The records that follow should be retyped word for word.

--- start of Data supplied ---

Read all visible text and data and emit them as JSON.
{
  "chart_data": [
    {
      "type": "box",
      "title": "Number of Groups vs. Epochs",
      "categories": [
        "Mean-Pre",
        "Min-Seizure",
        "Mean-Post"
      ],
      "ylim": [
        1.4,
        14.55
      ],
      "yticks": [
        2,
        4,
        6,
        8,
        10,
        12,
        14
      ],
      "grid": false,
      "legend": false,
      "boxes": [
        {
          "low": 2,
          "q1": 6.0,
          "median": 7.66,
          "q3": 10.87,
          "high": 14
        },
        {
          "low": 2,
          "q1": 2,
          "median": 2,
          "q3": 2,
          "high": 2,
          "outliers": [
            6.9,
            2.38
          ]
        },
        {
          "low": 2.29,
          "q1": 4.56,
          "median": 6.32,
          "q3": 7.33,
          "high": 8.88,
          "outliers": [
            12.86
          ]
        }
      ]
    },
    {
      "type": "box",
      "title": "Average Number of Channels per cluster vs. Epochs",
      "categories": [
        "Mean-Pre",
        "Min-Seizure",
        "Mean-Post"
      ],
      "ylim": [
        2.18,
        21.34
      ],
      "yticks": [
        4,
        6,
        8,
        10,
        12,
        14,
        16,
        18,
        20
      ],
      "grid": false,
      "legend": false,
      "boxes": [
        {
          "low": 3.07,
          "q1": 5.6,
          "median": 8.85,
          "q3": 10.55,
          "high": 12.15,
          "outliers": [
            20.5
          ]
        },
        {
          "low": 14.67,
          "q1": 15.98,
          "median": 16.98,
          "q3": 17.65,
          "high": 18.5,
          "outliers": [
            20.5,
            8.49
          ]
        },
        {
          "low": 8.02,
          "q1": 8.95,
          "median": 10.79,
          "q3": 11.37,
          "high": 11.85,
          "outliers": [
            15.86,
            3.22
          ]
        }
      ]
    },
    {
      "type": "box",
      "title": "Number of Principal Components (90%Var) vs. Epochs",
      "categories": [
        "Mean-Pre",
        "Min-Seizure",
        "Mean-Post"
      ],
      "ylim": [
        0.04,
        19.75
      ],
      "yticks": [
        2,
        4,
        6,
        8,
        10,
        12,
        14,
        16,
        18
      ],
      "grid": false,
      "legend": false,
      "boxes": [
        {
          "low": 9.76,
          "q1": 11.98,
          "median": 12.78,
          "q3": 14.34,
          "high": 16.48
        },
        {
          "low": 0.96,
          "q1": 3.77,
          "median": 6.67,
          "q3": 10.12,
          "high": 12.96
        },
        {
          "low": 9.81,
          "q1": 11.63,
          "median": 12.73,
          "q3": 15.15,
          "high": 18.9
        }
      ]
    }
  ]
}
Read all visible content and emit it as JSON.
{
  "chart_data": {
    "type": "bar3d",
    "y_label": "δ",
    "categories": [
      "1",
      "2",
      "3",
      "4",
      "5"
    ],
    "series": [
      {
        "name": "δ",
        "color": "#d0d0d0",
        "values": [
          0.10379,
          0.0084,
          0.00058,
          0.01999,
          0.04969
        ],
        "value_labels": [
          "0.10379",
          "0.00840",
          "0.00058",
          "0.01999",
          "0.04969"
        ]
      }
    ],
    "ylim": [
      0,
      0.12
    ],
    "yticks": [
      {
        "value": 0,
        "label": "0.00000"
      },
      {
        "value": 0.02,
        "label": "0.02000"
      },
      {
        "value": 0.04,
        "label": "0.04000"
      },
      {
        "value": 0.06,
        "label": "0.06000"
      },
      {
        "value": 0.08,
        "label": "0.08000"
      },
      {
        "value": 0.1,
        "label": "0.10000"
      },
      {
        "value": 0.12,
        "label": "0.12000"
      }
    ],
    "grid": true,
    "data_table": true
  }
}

--- end of Data supplied ---

▶ [Written response]
Read all visible text and data and emit them as JSON.
{
  "chart_data": [
    {
      "type": "box",
      "title": "Number of Groups vs. Epochs",
      "categories": [
        "Mean-Pre",
        "Min-Seizure",
        "Mean-Post"
      ],
      "ylim": [
        1.4,
        14.55
      ],
      "yticks": [
        2,
        4,
        6,
        8,
        10,
        12,
        14
      ],
      "grid": false,
      "legend": false,
      "boxes": [
        {
          "low": 2,
          "q1": 6.0,
          "median": 7.66,
          "q3": 10.87,
          "high": 14
        },
        {
          "low": 2,
          "q1": 2,
          "median": 2,
          "q3": 2,
          "high": 2,
          "outliers": [
            6.9,
            2.38
          ]
        },
        {
          "low": 2.29,
          "q1": 4.56,
          "median": 6.32,
          "q3": 7.33,
          "high": 8.88,
          "outliers": [
            12.86
          ]
        }
      ]
    },
    {
      "type": "box",
      "title": "Average Number of Channels per cluster vs. Epochs",
      "categories": [
        "Mean-Pre",
        "Min-Seizure",
        "Mean-Post"
      ],
      "ylim": [
        2.18,
        21.34
      ],
      "yticks": [
        4,
        6,
        8,
        10,
        12,
        14,
        16,
        18,
        20
      ],
      "grid": false,
      "legend": false,
      "boxes": [
        {
          "low": 3.07,
          "q1": 5.6,
          "median": 8.85,
          "q3": 10.55,
          "high": 12.15,
          "outliers": [
            20.5
          ]
        },
        {
          "low": 14.67,
          "q1": 15.98,
          "median": 16.98,
          "q3": 17.65,
          "high": 18.5,
          "outliers": [
            20.5,
            8.49
          ]
        },
        {
          "low": 8.02,
          "q1": 8.95,
          "median": 10.79,
          "q3": 11.37,
          "high": 11.85,
          "outliers": [
            15.86,
            3.22
          ]
        }
      ]
    },
    {
      "type": "box",
      "title": "Number of Principal Components (90%Var) vs. Epochs",
      "categories": [
        "Mean-Pre",
        "Min-Seizure",
        "Mean-Post"
      ],
      "ylim": [
        0.04,
        19.75
      ],
      "yticks": [
        2,
        4,
        6,
        8,
        10,
        12,
        14,
        16,
        18
      ],
      "grid": false,
      "legend": false,
      "boxes": [
        {
          "low": 9.76,
          "q1": 11.98,
          "median": 12.78,
          "q3": 14.34,
          "high": 16.48
        },
        {
          "low": 0.96,
          "q1": 3.77,
          "median": 6.67,
          "q3": 10.12,
          "high": 12.96
        },
        {
          "low": 9.81,
          "q1": 11.63,
          "median": 12.73,
          "q3": 15.15,
          "high": 18.9
        }
      ]
    }
  ]
}
Read all visible content and emit it as JSON.
{
  "chart_data": {
    "type": "bar3d",
    "y_label": "δ",
    "categories": [
      "1",
      "2",
      "3",
      "4",
      "5"
    ],
    "series": [
      {
        "name": "δ",
        "color": "#d0d0d0",
        "values": [
          0.10379,
          0.0084,
          0.00058,
          0.01999,
          0.04969
        ],
        "value_labels": [
          "0.10379",
          "0.00840",
          "0.00058",
          "0.01999",
          "0.04969"
        ]
      }
    ],
    "ylim": [
      0,
      0.12
    ],
    "yticks": [
      {
        "value": 0,
        "label": "0.00000"
      },
      {
        "value": 0.02,
        "label": "0.02000"
      },
      {
        "value": 0.04,
        "label": "0.04000"
      },
      {
        "value": 0.06,
        "label": "0.06000"
      },
      {
        "value": 0.08,
        "label": "0.08000"
      },
      {
        "value": 0.1,
        "label": "0.10000"
      },
      {
        "value": 0.12,
        "label": "0.12000"
      }
    ],
    "grid": true,
    "data_table": true
  }
}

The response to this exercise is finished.